#### [BRIEF]
What follows is a set of records; repeat all of them exactly.

#### [SUPPLIED DATA]

########

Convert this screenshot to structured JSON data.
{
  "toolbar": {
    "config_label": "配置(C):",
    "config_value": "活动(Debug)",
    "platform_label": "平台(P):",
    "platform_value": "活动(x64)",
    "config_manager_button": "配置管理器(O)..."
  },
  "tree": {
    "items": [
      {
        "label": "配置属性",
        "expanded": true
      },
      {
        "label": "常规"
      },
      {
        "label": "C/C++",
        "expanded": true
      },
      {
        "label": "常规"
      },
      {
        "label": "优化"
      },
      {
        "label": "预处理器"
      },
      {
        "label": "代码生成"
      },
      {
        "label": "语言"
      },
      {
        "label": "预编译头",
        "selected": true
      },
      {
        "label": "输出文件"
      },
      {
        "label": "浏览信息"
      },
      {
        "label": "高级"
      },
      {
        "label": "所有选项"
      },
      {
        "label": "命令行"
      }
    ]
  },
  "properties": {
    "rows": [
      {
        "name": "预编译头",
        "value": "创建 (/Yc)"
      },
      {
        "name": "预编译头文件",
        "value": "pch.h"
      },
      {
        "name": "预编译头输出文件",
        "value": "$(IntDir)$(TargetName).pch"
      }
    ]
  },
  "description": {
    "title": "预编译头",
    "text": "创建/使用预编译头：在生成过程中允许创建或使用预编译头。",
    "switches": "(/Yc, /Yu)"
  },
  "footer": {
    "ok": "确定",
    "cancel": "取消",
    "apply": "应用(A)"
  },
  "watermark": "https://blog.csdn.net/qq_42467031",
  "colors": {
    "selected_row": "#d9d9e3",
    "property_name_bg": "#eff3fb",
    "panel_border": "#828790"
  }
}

########

#### [SOLVED PROBLEM]
Convert this screenshot to structured JSON data.
{
  "toolbar": {
    "config_label": "配置(C):",
    "config_value": "活动(Debug)",
    "platform_label": "平台(P):",
    "platform_value": "活动(x64)",
    "config_manager_button": "配置管理器(O)..."
  },
  "tree": {
    "items": [
      {
        "label": "配置属性",
        "expanded": true
      },
      {
        "label": "常规"
      },
      {
        "label": "C/C++",
        "expanded": true
      },
      {
        "label": "常规"
      },
      {
        "label": "优化"
      },
      {
        "label": "预处理器"
      },
      {
        "label": "代码生成"
      },
      {
        "label": "语言"
      },
      {
        "label": "预编译头",
        "selected": true
      },
      {
        "label": "输出文件"
      },
      {
        "label": "浏览信息"
      },
      {
        "label": "高级"
      },
      {
        "label": "所有选项"
      },
      {
        "label": "命令行"
      }
    ]
  },
  "properties": {
    "rows": [
      {
        "name": "预编译头",
        "value": "创建 (/Yc)"
      },
      {
        "name": "预编译头文件",
        "value": "pch.h"
      },
      {
        "name": "预编译头输出文件",
        "value": "$(IntDir)$(TargetName).pch"
      }
    ]
  },
  "description": {
    "title": "预编译头",
    "text": "创建/使用预编译头：在生成过程中允许创建或使用预编译头。",
    "switches": "(/Yc, /Yu)"
  },
  "footer": {
    "ok": "确定",
    "cancel": "取消",
    "apply": "应用(A)"
  },
  "watermark": "https://blog.csdn.net/qq_42467031",
  "colors": {
    "selected_row": "#d9d9e3",
    "property_name_bg": "#eff3fb",
    "panel_border": "#828790"
  }
}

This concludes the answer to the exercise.